→ **WRITTEN INSTRUCTION**
Where the data below has the string "that", return the whole line.

**** AVAILABLE RECORDS

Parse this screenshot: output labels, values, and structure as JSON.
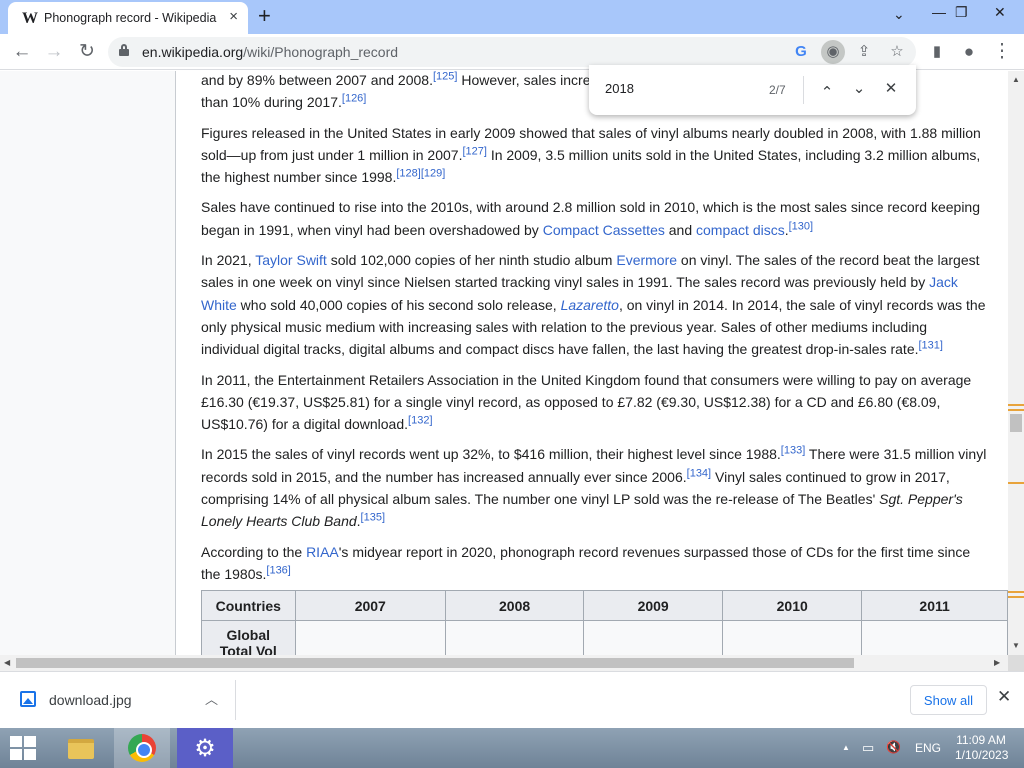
{
  "browser": {
    "tab": {
      "favicon": "W",
      "title": "Phonograph record - Wikipedia",
      "close": "×"
    },
    "new_tab": "+",
    "window_controls": {
      "chevron": "⌄",
      "minimize": "—",
      "restore": "❐",
      "close": "✕"
    },
    "nav": {
      "back": "←",
      "forward": "→",
      "reload": "↻"
    },
    "url": {
      "domain": "en.wikipedia.org",
      "path": "/wiki/Phonograph_record"
    },
    "omni_icons": {
      "google": "G",
      "lens": "◉",
      "share": "⇪",
      "bookmark": "☆",
      "sidepanel": "▮",
      "profile": "●",
      "menu": "⋮"
    }
  },
  "find_bar": {
    "query": "2018",
    "count": "2/7",
    "prev": "⌃",
    "next": "⌄",
    "close": "✕"
  },
  "article": {
    "p1": {
      "t1": "and by 89% between 2007 and 2008.",
      "ref1": "[125]",
      "t2": " However, sales increased by ",
      "t3": " than 10% during 2017.",
      "ref2": "[126]"
    },
    "p2": {
      "t1": "Figures released in the United States in early 2009 showed that sales of vinyl albums nearly doubled in 2008, with 1.88 million sold—up from just under 1 million in 2007.",
      "ref1": "[127]",
      "t2": " In 2009, 3.5 million units sold in the United States, including 3.2 million albums, the highest number since 1998.",
      "ref2": "[128][129]"
    },
    "p3": {
      "t1": "Sales have continued to rise into the 2010s, with around 2.8 million sold in 2010, which is the most sales since record keeping began in 1991, when vinyl had been overshadowed by ",
      "link1": "Compact Cassettes",
      "t2": " and ",
      "link2": "compact discs",
      "t3": ".",
      "ref1": "[130]"
    },
    "p4": {
      "t1": "In 2021, ",
      "link1": "Taylor Swift",
      "t2": " sold 102,000 copies of her ninth studio album ",
      "link2": "Evermore",
      "t3": " on vinyl. The sales of the record beat the largest sales in one week on vinyl since Nielsen started tracking vinyl sales in 1991. The sales record was previously held by ",
      "link3": "Jack White",
      "t4": " who sold 40,000 copies of his second solo release, ",
      "link4": "Lazaretto",
      "t5": ", on vinyl in 2014. In 2014, the sale of vinyl records was the only physical music medium with increasing sales with relation to the previous year. Sales of other mediums including individual digital tracks, digital albums and compact discs have fallen, the last having the greatest drop-in-sales rate.",
      "ref1": "[131]"
    },
    "p5": {
      "t1": "In 2011, the Entertainment Retailers Association in the United Kingdom found that consumers were willing to pay on average £16.30 (€19.37, US$25.81) for a single vinyl record, as opposed to £7.82 (€9.30, US$12.38) for a CD and £6.80 (€8.09, US$10.76) for a digital download.",
      "ref1": "[132]"
    },
    "p6": {
      "t1": "In 2015 the sales of vinyl records went up 32%, to $416 million, their highest level since 1988.",
      "ref1": "[133]",
      "t2": " There were 31.5 million vinyl records sold in 2015, and the number has increased annually ever since 2006.",
      "ref2": "[134]",
      "t3": " Vinyl sales continued to grow in 2017, comprising 14% of all physical album sales. The number one vinyl LP sold was the re-release of The Beatles' ",
      "italic1": "Sgt. Pepper's Lonely Hearts Club Band",
      "t4": ".",
      "ref3": "[135]"
    },
    "p7": {
      "t1": "According to the ",
      "link1": "RIAA",
      "t2": "'s midyear report in 2020, phonograph record revenues surpassed those of CDs for the first time since the 1980s.",
      "ref1": "[136]"
    },
    "table": {
      "headers": [
        "Countries",
        "2007",
        "2008",
        "2009",
        "2010",
        "2011"
      ],
      "row1_label": "Global",
      "row1_label_cont": "Total Vol"
    }
  },
  "downloads": {
    "file": "download.jpg",
    "chevron": "︿",
    "show_all": "Show all",
    "close": "✕"
  },
  "taskbar": {
    "tray": {
      "caret": "▲",
      "network": "▭",
      "volume": "🔇",
      "lang": "ENG"
    },
    "clock": {
      "time": "11:09 AM",
      "date": "1/10/2023"
    }
  }
}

********

→ **ANSWER TO THE TASK**
      "t1": "Figures released in the United States in early 2009 showed that sales of vinyl albums nearly doubled in 2008, with 1.88 million sold—up from just under 1 million in 2007.",
      "t1": "In 2011, the Entertainment Retailers Association in the United Kingdom found that consumers were willing to pay on average £16.30 (€19.37, US$25.81) for a single vinyl record, as opposed to £7.82 (€9.30, US$12.38) for a CD and £6.80 (€8.09, US$10.76) for a digital download.",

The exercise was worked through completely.